■ Request ■
Tally every line featuring "rate", then give that tally alone.

■ Data shown ■
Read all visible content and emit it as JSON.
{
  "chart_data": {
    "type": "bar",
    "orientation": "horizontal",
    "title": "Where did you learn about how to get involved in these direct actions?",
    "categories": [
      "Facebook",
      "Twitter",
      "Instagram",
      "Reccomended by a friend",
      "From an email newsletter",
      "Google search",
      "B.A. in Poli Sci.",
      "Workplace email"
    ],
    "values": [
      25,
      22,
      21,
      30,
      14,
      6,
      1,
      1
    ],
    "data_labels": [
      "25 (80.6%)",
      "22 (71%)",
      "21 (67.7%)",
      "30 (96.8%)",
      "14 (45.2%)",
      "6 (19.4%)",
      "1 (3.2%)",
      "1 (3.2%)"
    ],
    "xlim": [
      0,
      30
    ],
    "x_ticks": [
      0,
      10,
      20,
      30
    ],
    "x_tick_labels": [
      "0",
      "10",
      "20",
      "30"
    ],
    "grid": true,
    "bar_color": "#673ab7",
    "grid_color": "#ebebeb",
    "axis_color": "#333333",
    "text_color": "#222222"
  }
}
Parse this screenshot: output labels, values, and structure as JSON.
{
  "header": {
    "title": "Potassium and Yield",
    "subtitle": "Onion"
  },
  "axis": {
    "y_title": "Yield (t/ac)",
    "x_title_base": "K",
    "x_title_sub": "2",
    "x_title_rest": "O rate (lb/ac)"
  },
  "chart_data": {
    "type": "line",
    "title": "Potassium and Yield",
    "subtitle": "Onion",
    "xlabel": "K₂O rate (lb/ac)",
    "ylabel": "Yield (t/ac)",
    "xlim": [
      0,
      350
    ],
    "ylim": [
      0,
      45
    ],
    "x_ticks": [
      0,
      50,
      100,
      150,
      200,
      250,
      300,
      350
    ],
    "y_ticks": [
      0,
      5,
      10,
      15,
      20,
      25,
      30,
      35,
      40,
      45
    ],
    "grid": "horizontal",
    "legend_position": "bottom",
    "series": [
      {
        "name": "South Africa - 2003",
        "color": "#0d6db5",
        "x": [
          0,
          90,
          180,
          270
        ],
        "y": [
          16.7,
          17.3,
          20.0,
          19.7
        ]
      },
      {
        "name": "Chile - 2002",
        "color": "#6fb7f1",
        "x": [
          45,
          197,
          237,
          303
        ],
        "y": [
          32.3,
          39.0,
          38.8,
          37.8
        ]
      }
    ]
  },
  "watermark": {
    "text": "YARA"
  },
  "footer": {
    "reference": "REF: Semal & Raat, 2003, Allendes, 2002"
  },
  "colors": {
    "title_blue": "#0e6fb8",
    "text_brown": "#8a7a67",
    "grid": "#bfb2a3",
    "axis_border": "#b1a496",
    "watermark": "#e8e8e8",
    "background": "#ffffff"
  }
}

■ Written reply ■
2